◆ **AIM OF THE EXERCISE**: Below are the records. List every line holding the word "text".

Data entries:

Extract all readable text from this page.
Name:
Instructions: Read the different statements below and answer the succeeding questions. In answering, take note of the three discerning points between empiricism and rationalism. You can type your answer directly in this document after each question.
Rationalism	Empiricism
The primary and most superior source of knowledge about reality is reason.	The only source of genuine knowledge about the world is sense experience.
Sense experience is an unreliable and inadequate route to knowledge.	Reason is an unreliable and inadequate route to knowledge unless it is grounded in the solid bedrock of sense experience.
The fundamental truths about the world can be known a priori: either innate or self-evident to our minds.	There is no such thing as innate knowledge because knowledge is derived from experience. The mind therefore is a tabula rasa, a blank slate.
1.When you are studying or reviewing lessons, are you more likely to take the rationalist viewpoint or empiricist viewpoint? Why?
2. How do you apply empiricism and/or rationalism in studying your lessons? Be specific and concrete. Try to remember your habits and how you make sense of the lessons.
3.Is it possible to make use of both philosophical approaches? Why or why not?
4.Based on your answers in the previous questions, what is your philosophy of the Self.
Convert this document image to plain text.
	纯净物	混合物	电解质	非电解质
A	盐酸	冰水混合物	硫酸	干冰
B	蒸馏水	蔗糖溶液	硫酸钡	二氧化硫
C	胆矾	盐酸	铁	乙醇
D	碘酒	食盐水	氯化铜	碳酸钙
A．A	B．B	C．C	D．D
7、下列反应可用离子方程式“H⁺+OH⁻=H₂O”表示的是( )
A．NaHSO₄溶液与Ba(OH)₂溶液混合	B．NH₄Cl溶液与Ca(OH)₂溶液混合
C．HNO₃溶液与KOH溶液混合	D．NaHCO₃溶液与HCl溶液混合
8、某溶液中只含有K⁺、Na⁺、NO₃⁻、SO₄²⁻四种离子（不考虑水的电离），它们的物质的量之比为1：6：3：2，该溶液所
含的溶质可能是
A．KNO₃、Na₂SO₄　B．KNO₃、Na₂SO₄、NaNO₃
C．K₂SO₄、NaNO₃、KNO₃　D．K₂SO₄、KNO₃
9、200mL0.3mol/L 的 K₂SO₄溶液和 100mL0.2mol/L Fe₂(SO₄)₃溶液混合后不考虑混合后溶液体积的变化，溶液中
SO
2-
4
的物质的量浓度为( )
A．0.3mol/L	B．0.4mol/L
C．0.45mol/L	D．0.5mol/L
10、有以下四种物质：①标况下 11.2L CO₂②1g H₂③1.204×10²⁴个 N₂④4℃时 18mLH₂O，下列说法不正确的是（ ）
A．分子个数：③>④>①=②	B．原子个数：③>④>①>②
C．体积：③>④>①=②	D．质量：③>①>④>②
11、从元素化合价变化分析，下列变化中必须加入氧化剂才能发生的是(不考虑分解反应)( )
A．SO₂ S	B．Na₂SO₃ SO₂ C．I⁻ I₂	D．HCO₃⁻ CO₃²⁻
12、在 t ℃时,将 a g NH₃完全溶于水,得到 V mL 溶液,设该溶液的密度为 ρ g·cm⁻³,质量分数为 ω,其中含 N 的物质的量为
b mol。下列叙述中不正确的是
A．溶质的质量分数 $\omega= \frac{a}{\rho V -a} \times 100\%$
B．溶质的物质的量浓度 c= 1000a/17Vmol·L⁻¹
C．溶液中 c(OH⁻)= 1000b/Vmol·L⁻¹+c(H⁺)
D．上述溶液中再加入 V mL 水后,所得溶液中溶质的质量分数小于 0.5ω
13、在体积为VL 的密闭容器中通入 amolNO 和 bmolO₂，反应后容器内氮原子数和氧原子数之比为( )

◆ **COMPLETE ANSWER**:
Extract all readable text from this page.
Convert this document image to plain text.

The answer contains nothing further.